**What you should do**
Your task is to repeat all of the material exactly.

* * *

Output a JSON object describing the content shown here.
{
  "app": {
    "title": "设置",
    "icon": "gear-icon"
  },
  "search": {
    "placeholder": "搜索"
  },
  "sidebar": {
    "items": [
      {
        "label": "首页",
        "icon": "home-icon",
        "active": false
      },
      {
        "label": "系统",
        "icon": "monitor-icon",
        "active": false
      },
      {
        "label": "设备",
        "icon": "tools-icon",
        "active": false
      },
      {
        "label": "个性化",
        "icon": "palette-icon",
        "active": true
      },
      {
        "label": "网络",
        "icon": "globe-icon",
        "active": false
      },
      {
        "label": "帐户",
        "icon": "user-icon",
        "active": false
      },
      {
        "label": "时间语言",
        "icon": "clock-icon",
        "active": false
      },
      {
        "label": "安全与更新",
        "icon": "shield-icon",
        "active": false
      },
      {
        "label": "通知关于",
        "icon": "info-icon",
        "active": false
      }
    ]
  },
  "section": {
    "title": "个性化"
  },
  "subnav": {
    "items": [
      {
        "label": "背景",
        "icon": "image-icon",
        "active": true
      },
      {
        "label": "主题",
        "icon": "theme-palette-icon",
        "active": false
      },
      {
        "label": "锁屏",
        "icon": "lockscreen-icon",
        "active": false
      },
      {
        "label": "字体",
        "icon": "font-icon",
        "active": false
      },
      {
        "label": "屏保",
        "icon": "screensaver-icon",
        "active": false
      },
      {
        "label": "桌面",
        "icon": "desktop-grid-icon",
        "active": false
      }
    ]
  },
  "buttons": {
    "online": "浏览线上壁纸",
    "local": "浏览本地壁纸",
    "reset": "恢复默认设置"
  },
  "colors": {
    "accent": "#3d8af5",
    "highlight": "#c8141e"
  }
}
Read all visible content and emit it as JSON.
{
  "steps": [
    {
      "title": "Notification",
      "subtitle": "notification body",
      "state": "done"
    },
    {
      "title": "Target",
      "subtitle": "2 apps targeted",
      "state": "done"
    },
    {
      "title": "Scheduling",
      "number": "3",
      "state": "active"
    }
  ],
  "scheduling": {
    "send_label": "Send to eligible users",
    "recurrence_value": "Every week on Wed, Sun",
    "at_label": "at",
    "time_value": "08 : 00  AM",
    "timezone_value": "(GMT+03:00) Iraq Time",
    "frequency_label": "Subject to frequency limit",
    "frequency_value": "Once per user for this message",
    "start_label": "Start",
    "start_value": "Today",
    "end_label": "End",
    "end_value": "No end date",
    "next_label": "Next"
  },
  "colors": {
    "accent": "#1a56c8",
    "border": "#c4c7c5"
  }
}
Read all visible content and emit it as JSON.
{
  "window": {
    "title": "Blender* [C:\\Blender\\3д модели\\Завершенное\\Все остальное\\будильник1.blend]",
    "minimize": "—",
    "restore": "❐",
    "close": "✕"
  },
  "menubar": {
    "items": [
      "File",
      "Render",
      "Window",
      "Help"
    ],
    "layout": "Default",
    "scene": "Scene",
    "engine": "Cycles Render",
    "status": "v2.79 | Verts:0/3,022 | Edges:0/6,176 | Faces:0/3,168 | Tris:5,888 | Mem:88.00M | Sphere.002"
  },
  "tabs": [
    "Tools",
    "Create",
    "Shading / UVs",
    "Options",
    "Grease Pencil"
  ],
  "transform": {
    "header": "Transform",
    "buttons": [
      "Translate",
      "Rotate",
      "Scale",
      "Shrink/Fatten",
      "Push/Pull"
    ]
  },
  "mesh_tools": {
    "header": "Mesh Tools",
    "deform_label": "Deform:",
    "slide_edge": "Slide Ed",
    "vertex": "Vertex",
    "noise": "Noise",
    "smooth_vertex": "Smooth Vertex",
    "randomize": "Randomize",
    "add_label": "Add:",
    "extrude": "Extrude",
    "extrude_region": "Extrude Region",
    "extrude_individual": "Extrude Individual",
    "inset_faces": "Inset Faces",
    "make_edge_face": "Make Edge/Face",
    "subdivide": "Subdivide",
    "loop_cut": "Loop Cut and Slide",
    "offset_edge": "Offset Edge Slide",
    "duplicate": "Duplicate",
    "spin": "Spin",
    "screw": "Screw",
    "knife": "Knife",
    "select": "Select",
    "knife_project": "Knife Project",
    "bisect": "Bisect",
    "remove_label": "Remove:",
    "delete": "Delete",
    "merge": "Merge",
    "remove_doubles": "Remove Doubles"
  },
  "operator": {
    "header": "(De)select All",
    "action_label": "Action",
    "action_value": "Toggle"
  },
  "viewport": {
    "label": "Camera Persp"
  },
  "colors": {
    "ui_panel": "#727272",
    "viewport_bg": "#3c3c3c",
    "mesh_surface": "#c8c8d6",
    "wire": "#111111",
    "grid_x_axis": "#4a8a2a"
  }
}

* * *

**Result below**
Output a JSON object describing the content shown here.
{
  "app": {
    "title": "设置",
    "icon": "gear-icon"
  },
  "search": {
    "placeholder": "搜索"
  },
  "sidebar": {
    "items": [
      {
        "label": "首页",
        "icon": "home-icon",
        "active": false
      },
      {
        "label": "系统",
        "icon": "monitor-icon",
        "active": false
      },
      {
        "label": "设备",
        "icon": "tools-icon",
        "active": false
      },
      {
        "label": "个性化",
        "icon": "palette-icon",
        "active": true
      },
      {
        "label": "网络",
        "icon": "globe-icon",
        "active": false
      },
      {
        "label": "帐户",
        "icon": "user-icon",
        "active": false
      },
      {
        "label": "时间语言",
        "icon": "clock-icon",
        "active": false
      },
      {
        "label": "安全与更新",
        "icon": "shield-icon",
        "active": false
      },
      {
        "label": "通知关于",
        "icon": "info-icon",
        "active": false
      }
    ]
  },
  "section": {
    "title": "个性化"
  },
  "subnav": {
    "items": [
      {
        "label": "背景",
        "icon": "image-icon",
        "active": true
      },
      {
        "label": "主题",
        "icon": "theme-palette-icon",
        "active": false
      },
      {
        "label": "锁屏",
        "icon": "lockscreen-icon",
        "active": false
      },
      {
        "label": "字体",
        "icon": "font-icon",
        "active": false
      },
      {
        "label": "屏保",
        "icon": "screensaver-icon",
        "active": false
      },
      {
        "label": "桌面",
        "icon": "desktop-grid-icon",
        "active": false
      }
    ]
  },
  "buttons": {
    "online": "浏览线上壁纸",
    "local": "浏览本地壁纸",
    "reset": "恢复默认设置"
  },
  "colors": {
    "accent": "#3d8af5",
    "highlight": "#c8141e"
  }
}
Read all visible content and emit it as JSON.
{
  "steps": [
    {
      "title": "Notification",
      "subtitle": "notification body",
      "state": "done"
    },
    {
      "title": "Target",
      "subtitle": "2 apps targeted",
      "state": "done"
    },
    {
      "title": "Scheduling",
      "number": "3",
      "state": "active"
    }
  ],
  "scheduling": {
    "send_label": "Send to eligible users",
    "recurrence_value": "Every week on Wed, Sun",
    "at_label": "at",
    "time_value": "08 : 00  AM",
    "timezone_value": "(GMT+03:00) Iraq Time",
    "frequency_label": "Subject to frequency limit",
    "frequency_value": "Once per user for this message",
    "start_label": "Start",
    "start_value": "Today",
    "end_label": "End",
    "end_value": "No end date",
    "next_label": "Next"
  },
  "colors": {
    "accent": "#1a56c8",
    "border": "#c4c7c5"
  }
}
Read all visible content and emit it as JSON.
{
  "window": {
    "title": "Blender* [C:\\Blender\\3д модели\\Завершенное\\Все остальное\\будильник1.blend]",
    "minimize": "—",
    "restore": "❐",
    "close": "✕"
  },
  "menubar": {
    "items": [
      "File",
      "Render",
      "Window",
      "Help"
    ],
    "layout": "Default",
    "scene": "Scene",
    "engine": "Cycles Render",
    "status": "v2.79 | Verts:0/3,022 | Edges:0/6,176 | Faces:0/3,168 | Tris:5,888 | Mem:88.00M | Sphere.002"
  },
  "tabs": [
    "Tools",
    "Create",
    "Shading / UVs",
    "Options",
    "Grease Pencil"
  ],
  "transform": {
    "header": "Transform",
    "buttons": [
      "Translate",
      "Rotate",
      "Scale",
      "Shrink/Fatten",
      "Push/Pull"
    ]
  },
  "mesh_tools": {
    "header": "Mesh Tools",
    "deform_label": "Deform:",
    "slide_edge": "Slide Ed",
    "vertex": "Vertex",
    "noise": "Noise",
    "smooth_vertex": "Smooth Vertex",
    "randomize": "Randomize",
    "add_label": "Add:",
    "extrude": "Extrude",
    "extrude_region": "Extrude Region",
    "extrude_individual": "Extrude Individual",
    "inset_faces": "Inset Faces",
    "make_edge_face": "Make Edge/Face",
    "subdivide": "Subdivide",
    "loop_cut": "Loop Cut and Slide",
    "offset_edge": "Offset Edge Slide",
    "duplicate": "Duplicate",
    "spin": "Spin",
    "screw": "Screw",
    "knife": "Knife",
    "select": "Select",
    "knife_project": "Knife Project",
    "bisect": "Bisect",
    "remove_label": "Remove:",
    "delete": "Delete",
    "merge": "Merge",
    "remove_doubles": "Remove Doubles"
  },
  "operator": {
    "header": "(De)select All",
    "action_label": "Action",
    "action_value": "Toggle"
  },
  "viewport": {
    "label": "Camera Persp"
  },
  "colors": {
    "ui_panel": "#727272",
    "viewport_bg": "#3c3c3c",
    "mesh_surface": "#c8c8d6",
    "wire": "#111111",
    "grid_x_axis": "#4a8a2a"
  }
}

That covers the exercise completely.